## START Data supplied

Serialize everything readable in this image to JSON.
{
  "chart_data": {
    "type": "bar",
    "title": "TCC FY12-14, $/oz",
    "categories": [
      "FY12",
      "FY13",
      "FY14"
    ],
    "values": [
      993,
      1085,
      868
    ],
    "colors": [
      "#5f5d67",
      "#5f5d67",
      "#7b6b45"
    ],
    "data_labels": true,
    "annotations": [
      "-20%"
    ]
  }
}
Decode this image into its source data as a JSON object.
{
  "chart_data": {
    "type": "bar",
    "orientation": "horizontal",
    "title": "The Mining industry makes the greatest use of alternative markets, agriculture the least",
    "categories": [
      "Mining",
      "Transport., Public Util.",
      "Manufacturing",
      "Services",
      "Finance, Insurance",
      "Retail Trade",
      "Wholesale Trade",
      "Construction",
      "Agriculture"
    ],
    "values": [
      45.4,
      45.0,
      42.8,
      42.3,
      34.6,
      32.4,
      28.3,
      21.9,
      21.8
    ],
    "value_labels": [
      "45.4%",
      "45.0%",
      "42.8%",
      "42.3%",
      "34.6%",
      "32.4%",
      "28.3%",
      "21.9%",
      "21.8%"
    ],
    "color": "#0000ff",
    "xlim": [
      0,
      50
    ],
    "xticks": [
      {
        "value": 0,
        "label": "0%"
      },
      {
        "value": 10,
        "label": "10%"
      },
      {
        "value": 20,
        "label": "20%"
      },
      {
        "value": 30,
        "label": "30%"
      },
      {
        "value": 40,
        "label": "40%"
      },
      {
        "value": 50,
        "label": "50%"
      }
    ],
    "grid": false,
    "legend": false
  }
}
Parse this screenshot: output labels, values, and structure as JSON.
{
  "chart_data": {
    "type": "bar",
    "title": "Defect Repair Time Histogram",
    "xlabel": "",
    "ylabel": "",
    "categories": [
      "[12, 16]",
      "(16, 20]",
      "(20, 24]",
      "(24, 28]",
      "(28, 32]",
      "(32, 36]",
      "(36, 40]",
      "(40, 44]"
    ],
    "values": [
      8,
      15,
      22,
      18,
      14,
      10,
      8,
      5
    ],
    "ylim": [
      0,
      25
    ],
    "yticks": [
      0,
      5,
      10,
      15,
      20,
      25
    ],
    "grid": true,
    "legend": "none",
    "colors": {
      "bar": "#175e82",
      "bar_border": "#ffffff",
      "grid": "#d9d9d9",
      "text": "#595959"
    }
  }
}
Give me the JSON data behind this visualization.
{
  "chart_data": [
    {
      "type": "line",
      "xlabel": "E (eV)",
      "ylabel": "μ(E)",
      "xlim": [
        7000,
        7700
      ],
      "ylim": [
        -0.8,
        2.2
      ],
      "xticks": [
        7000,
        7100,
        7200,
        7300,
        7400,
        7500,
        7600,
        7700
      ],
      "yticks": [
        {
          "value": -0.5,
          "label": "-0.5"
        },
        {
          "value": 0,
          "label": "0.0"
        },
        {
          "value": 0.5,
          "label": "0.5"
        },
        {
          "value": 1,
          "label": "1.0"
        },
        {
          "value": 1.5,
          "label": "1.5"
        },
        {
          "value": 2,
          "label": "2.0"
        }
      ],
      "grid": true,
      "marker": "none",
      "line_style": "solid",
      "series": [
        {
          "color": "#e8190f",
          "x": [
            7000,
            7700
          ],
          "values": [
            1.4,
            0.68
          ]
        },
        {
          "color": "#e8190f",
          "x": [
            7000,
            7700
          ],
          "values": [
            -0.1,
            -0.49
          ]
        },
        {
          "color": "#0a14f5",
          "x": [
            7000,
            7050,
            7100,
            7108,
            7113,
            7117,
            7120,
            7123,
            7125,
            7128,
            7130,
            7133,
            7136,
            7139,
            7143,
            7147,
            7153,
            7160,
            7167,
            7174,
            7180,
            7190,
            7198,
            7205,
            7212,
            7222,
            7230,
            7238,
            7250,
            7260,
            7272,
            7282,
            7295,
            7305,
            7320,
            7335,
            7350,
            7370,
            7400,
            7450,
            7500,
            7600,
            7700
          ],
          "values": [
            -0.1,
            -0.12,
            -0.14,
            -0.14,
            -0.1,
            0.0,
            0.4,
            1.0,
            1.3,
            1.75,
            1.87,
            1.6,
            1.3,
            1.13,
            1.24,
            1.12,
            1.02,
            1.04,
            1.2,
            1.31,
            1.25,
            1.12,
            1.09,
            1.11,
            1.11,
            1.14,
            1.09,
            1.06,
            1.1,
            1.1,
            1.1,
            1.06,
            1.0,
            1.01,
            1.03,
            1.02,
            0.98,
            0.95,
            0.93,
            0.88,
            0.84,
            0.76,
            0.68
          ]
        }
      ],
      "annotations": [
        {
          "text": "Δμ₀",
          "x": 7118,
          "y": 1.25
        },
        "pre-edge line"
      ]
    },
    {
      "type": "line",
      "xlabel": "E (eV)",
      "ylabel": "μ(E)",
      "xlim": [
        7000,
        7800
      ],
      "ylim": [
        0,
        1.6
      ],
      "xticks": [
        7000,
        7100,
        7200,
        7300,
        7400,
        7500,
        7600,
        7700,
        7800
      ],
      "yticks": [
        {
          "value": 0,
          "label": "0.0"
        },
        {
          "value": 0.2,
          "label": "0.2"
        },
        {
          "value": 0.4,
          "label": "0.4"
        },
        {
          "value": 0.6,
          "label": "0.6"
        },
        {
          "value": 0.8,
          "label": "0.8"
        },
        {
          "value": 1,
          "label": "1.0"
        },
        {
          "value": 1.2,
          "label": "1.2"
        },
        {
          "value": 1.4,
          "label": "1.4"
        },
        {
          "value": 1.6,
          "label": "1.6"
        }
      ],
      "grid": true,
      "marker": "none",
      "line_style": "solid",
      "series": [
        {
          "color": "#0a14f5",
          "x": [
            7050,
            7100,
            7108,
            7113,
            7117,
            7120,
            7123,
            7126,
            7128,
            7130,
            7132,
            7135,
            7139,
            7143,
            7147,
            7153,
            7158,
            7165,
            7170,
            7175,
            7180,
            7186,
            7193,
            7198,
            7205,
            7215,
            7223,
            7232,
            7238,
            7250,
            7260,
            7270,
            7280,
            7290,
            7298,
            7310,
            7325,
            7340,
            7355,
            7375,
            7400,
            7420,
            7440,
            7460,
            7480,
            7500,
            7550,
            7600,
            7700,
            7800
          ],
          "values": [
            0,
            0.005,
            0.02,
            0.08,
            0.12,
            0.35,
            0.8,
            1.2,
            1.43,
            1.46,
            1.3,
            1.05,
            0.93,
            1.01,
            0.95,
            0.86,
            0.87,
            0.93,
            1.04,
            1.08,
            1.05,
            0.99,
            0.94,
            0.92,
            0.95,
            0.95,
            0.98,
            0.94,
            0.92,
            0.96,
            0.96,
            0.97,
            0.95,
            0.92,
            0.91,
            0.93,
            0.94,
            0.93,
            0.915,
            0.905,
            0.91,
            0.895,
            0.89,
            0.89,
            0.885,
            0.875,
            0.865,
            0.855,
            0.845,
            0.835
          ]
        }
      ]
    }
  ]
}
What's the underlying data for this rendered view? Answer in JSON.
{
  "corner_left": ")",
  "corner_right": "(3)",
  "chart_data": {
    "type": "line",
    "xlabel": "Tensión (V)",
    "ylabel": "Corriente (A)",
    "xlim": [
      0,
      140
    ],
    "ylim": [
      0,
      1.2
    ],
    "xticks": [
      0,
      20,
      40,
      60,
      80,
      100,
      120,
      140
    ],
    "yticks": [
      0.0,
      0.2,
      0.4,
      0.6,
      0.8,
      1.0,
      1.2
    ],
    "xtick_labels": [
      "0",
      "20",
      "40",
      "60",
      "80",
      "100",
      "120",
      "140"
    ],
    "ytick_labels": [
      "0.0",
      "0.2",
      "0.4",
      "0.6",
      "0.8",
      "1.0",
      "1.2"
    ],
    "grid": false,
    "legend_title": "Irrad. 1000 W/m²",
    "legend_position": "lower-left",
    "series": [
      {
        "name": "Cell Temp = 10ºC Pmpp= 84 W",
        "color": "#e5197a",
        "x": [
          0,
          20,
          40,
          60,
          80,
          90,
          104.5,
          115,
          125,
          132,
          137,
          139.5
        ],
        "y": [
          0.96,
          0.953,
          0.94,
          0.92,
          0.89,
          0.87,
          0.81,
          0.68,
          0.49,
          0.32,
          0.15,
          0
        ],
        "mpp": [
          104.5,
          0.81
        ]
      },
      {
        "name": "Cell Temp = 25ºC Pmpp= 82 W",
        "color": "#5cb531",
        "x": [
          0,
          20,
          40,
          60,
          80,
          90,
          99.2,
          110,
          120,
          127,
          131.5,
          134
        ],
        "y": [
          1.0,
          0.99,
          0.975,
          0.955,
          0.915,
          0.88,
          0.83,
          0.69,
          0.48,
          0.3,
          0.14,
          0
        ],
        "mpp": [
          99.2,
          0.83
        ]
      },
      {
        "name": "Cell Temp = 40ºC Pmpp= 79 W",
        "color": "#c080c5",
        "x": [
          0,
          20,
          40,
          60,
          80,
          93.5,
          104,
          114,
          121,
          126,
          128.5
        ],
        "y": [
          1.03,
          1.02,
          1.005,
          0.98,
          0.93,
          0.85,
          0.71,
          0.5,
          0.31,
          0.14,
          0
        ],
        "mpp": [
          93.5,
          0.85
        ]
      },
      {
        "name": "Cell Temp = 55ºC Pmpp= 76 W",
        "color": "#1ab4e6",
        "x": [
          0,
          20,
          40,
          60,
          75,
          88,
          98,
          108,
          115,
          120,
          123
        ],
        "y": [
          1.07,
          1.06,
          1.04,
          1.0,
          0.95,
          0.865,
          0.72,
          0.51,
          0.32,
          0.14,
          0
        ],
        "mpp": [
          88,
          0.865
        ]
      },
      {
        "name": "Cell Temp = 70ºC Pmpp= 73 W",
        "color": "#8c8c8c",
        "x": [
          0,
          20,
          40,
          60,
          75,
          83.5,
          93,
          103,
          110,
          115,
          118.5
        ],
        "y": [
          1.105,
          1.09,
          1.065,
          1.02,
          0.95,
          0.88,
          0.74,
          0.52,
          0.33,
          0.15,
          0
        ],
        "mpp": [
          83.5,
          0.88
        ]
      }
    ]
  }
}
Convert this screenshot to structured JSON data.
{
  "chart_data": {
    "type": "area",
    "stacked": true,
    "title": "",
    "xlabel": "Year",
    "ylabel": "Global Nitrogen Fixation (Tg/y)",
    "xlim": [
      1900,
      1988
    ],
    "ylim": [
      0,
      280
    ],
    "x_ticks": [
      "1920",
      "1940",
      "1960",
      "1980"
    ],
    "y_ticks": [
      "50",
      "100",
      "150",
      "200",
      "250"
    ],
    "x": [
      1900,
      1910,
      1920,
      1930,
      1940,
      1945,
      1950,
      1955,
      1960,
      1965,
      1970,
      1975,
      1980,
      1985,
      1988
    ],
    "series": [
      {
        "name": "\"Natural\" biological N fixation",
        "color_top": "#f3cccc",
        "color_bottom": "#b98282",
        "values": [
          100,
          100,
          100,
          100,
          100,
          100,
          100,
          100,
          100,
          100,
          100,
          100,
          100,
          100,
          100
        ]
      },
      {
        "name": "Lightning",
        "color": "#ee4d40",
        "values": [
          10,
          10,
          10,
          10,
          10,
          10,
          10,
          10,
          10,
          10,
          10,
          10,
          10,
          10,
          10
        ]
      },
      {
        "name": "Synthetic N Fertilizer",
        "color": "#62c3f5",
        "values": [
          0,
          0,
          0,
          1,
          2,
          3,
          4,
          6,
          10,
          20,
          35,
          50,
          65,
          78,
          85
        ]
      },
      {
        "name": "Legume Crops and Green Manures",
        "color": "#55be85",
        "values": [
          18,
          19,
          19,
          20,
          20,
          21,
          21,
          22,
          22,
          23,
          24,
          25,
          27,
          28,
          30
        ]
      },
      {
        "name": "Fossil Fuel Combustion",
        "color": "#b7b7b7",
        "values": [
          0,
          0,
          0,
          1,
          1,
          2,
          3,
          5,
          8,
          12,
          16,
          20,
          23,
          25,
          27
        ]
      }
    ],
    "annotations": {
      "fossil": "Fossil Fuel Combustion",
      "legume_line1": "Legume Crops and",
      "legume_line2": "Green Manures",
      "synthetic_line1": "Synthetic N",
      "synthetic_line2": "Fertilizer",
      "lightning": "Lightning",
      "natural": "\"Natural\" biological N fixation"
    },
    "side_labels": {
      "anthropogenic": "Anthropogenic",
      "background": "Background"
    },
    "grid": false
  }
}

## END Data supplied

Copy every line in the listing above where the string "Combustion" turns up.

*Solution below:*
        "name": "Fossil Fuel Combustion",
      "fossil": "Fossil Fuel Combustion",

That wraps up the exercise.